### Material provided
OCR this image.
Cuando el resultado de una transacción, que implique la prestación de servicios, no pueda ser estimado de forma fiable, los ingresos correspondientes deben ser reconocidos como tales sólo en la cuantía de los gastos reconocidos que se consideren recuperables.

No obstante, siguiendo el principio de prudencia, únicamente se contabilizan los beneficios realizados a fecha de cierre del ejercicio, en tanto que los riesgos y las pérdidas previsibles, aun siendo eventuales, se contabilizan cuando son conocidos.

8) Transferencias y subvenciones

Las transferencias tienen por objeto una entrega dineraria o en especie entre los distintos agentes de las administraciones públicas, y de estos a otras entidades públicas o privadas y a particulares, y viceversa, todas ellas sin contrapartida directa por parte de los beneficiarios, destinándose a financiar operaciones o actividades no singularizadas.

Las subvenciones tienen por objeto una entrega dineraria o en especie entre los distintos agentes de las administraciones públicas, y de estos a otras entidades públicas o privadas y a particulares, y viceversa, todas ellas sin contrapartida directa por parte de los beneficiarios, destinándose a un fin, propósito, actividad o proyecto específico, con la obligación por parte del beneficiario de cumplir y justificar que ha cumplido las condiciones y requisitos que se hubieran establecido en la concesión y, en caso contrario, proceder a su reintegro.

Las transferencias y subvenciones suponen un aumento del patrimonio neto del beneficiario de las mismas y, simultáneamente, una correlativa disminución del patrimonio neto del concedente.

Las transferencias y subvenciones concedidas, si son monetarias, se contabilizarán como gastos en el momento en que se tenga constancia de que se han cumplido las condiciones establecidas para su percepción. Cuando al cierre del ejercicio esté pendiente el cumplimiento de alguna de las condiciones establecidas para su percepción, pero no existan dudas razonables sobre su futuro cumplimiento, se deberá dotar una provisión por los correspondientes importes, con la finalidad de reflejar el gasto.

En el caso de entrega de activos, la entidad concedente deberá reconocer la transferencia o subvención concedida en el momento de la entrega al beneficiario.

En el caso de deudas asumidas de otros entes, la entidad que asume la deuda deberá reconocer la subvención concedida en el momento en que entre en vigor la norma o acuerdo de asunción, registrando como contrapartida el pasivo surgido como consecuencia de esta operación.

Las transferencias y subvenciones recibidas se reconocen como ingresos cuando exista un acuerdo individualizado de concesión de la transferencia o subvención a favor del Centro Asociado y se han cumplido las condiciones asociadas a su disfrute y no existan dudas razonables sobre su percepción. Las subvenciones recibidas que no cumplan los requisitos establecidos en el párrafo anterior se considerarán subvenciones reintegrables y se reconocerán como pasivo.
######
▶ **Work instructions**: Repeat the data in its entirety, character for character.

▶ **Solution for this exercise**:
OCR this image.
Cuando el resultado de una transacción, que implique la prestación de servicios, no pueda ser estimado de forma fiable, los ingresos correspondientes deben ser reconocidos como tales sólo en la cuantía de los gastos reconocidos que se consideren recuperables.

No obstante, siguiendo el principio de prudencia, únicamente se contabilizan los beneficios realizados a fecha de cierre del ejercicio, en tanto que los riesgos y las pérdidas previsibles, aun siendo eventuales, se contabilizan cuando son conocidos.

8) Transferencias y subvenciones

Las transferencias tienen por objeto una entrega dineraria o en especie entre los distintos agentes de las administraciones públicas, y de estos a otras entidades públicas o privadas y a particulares, y viceversa, todas ellas sin contrapartida directa por parte de los beneficiarios, destinándose a financiar operaciones o actividades no singularizadas.

Las subvenciones tienen por objeto una entrega dineraria o en especie entre los distintos agentes de las administraciones públicas, y de estos a otras entidades públicas o privadas y a particulares, y viceversa, todas ellas sin contrapartida directa por parte de los beneficiarios, destinándose a un fin, propósito, actividad o proyecto específico, con la obligación por parte del beneficiario de cumplir y justificar que ha cumplido las condiciones y requisitos que se hubieran establecido en la concesión y, en caso contrario, proceder a su reintegro.

Las transferencias y subvenciones suponen un aumento del patrimonio neto del beneficiario de las mismas y, simultáneamente, una correlativa disminución del patrimonio neto del concedente.

Las transferencias y subvenciones concedidas, si son monetarias, se contabilizarán como gastos en el momento en que se tenga constancia de que se han cumplido las condiciones establecidas para su percepción. Cuando al cierre del ejercicio esté pendiente el cumplimiento de alguna de las condiciones establecidas para su percepción, pero no existan dudas razonables sobre su futuro cumplimiento, se deberá dotar una provisión por los correspondientes importes, con la finalidad de reflejar el gasto.

En el caso de entrega de activos, la entidad concedente deberá reconocer la transferencia o subvención concedida en el momento de la entrega al beneficiario.

En el caso de deudas asumidas de otros entes, la entidad que asume la deuda deberá reconocer la subvención concedida en el momento en que entre en vigor la norma o acuerdo de asunción, registrando como contrapartida el pasivo surgido como consecuencia de esta operación.

Las transferencias y subvenciones recibidas se reconocen como ingresos cuando exista un acuerdo individualizado de concesión de la transferencia o subvención a favor del Centro Asociado y se han cumplido las condiciones asociadas a su disfrute y no existan dudas razonables sobre su percepción. Las subvenciones recibidas que no cumplan los requisitos establecidos en el párrafo anterior se considerarán subvenciones reintegrables y se reconocerán como pasivo.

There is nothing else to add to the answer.